— Start Provided material —

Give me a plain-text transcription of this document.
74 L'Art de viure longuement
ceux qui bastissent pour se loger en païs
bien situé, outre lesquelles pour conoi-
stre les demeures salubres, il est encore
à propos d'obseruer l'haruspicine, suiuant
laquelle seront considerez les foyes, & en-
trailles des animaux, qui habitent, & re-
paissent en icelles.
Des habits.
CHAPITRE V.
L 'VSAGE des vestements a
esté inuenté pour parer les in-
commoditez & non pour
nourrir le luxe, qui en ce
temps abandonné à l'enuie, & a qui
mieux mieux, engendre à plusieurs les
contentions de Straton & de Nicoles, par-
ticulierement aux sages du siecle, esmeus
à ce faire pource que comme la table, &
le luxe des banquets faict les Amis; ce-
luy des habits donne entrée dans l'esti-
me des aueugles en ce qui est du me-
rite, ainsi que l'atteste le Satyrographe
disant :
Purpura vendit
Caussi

— End Provided material —

Goal — Copy out every entry again, exactly as it was given.

Response —
Give me a plain-text transcription of this document.
74 L'Art de viure longuement
ceux qui bastissent pour se loger en païs
bien situé, outre lesquelles pour conoi-
stre les demeures salubres, il est encore
à propos d'obseruer l'haruspicine, suiuant
laquelle seront considerez les foyes, & en-
trailles des animaux, qui habitent, & re-
paissent en icelles.
Des habits.
CHAPITRE V.
L 'VSAGE des vestements a
esté inuenté pour parer les in-
commoditez & non pour
nourrir le luxe, qui en ce
temps abandonné à l'enuie, & a qui
mieux mieux, engendre à plusieurs les
contentions de Straton & de Nicoles, par-
ticulierement aux sages du siecle, esmeus
à ce faire pource que comme la table, &
le luxe des banquets faict les Amis; ce-
luy des habits donne entrée dans l'esti-
me des aueugles en ce qui est du me-
rite, ainsi que l'atteste le Satyrographe
disant :
Purpura vendit
Caussi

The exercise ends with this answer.